▶ _Given request_: Exactly the lines from the one containing "Read out every word on this page." through the final line of the listing are to be retyped, and nothing more.

▶ _Exercise inputs_:
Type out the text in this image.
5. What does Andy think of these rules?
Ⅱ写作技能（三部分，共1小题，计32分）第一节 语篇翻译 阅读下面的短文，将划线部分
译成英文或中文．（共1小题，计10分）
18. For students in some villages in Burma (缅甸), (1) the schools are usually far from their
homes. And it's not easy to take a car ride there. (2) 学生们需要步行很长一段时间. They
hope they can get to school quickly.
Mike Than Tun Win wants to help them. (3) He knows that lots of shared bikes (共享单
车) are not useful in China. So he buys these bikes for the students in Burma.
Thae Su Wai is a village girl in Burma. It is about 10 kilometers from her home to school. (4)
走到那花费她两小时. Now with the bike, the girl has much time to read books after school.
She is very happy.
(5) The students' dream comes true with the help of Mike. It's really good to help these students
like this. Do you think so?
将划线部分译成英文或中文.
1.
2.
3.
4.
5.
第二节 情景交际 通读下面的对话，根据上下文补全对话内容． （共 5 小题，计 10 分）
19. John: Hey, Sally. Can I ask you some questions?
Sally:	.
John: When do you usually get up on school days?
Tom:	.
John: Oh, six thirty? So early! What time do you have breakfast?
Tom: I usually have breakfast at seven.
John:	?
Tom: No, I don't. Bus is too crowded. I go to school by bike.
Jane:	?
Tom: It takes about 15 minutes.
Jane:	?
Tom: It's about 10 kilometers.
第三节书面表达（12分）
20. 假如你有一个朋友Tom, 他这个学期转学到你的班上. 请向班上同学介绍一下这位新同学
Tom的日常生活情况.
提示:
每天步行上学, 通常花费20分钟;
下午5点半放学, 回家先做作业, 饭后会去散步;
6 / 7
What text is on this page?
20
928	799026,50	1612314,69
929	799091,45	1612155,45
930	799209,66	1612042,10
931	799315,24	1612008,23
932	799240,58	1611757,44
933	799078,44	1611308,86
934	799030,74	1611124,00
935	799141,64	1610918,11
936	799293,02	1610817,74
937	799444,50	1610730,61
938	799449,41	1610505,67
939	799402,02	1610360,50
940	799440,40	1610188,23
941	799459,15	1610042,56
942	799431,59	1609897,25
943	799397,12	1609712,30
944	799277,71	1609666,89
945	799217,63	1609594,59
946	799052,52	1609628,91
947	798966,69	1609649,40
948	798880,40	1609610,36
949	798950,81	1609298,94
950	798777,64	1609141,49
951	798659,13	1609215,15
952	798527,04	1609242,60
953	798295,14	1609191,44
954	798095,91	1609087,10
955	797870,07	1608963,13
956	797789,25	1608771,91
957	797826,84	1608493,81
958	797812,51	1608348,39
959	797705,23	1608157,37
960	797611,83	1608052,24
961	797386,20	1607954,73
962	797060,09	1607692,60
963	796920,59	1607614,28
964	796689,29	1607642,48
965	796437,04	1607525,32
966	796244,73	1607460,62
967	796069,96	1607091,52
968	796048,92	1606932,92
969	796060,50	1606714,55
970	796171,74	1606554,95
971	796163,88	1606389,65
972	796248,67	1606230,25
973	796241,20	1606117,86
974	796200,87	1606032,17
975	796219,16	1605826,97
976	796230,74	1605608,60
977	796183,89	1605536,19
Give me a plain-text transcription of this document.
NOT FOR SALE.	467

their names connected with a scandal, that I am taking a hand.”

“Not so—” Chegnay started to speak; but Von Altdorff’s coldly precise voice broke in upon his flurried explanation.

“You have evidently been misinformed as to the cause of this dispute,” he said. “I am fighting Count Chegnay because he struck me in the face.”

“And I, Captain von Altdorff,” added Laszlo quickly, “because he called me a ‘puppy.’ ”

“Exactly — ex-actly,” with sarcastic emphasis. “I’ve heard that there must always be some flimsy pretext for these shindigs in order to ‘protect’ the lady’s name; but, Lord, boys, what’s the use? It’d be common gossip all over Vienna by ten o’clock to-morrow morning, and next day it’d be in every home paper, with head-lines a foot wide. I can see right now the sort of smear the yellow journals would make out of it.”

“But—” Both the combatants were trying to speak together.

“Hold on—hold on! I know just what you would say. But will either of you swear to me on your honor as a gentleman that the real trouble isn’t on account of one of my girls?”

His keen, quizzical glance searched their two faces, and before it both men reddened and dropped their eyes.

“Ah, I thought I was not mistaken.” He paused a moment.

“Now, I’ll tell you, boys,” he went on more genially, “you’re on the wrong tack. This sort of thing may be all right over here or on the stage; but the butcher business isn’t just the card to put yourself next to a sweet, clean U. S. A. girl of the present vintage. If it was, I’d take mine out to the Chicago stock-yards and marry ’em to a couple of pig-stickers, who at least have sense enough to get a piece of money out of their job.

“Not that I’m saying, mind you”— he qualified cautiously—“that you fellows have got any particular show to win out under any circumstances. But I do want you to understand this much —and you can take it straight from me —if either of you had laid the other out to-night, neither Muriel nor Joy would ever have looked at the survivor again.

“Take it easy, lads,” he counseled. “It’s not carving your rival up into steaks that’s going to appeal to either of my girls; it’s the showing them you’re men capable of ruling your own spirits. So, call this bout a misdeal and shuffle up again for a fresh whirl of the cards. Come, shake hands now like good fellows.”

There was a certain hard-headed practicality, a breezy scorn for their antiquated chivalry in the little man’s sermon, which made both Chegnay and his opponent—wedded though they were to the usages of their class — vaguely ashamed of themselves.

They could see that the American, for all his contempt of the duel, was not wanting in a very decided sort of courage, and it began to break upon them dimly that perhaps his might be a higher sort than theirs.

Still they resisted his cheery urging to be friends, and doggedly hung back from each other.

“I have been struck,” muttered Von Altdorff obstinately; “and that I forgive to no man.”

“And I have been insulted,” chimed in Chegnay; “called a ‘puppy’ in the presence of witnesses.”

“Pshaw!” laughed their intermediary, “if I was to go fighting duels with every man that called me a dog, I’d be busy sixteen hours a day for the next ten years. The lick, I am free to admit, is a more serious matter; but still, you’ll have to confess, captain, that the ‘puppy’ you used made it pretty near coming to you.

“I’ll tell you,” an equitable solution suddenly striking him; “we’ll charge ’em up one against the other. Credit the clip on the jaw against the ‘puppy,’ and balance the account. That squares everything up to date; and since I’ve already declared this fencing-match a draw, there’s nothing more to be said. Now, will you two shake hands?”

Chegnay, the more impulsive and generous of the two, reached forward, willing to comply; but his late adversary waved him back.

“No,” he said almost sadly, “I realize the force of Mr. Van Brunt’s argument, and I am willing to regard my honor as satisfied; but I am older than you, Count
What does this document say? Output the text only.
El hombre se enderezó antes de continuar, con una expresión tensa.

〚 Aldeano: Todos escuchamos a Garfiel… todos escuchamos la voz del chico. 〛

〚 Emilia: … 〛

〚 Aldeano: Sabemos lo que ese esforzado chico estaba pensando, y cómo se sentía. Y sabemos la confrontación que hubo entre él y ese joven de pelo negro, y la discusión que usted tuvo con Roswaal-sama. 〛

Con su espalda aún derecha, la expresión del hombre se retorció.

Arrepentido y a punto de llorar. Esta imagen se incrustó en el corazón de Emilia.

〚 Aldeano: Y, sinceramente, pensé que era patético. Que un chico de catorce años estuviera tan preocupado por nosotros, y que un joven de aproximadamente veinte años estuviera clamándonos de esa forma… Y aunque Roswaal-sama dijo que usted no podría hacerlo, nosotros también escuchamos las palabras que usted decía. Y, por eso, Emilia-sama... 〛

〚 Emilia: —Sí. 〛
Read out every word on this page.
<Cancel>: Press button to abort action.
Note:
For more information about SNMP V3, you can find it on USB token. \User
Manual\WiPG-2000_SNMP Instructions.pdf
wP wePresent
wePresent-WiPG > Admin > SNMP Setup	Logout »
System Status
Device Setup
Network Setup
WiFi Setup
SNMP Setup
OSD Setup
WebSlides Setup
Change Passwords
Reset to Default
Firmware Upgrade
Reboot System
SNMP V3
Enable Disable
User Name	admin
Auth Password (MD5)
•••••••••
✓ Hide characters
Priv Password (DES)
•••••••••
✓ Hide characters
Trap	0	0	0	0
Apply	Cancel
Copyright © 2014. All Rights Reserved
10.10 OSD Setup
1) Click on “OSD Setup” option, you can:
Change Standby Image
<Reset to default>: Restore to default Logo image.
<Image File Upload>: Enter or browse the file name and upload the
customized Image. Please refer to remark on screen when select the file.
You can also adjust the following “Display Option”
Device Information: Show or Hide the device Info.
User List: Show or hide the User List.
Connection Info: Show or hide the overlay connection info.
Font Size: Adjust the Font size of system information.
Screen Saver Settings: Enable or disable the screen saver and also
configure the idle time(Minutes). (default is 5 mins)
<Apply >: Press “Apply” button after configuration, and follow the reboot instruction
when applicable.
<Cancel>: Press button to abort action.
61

▶ _Finished task_:
Read out every word on this page.
<Cancel>: Press button to abort action.
Note:
For more information about SNMP V3, you can find it on USB token. \User
Manual\WiPG-2000_SNMP Instructions.pdf
wP wePresent
wePresent-WiPG > Admin > SNMP Setup	Logout »
System Status
Device Setup
Network Setup
WiFi Setup
SNMP Setup
OSD Setup
WebSlides Setup
Change Passwords
Reset to Default
Firmware Upgrade
Reboot System
SNMP V3
Enable Disable
User Name	admin
Auth Password (MD5)
•••••••••
✓ Hide characters
Priv Password (DES)
•••••••••
✓ Hide characters
Trap	0	0	0	0
Apply	Cancel
Copyright © 2014. All Rights Reserved
10.10 OSD Setup
1) Click on “OSD Setup” option, you can:
Change Standby Image
<Reset to default>: Restore to default Logo image.
<Image File Upload>: Enter or browse the file name and upload the
customized Image. Please refer to remark on screen when select the file.
You can also adjust the following “Display Option”
Device Information: Show or Hide the device Info.
User List: Show or hide the User List.
Connection Info: Show or hide the overlay connection info.
Font Size: Adjust the Font size of system information.
Screen Saver Settings: Enable or disable the screen saver and also
configure the idle time(Minutes). (default is 5 mins)
<Apply >: Press “Apply” button after configuration, and follow the reboot instruction
when applicable.
<Cancel>: Press button to abort action.
61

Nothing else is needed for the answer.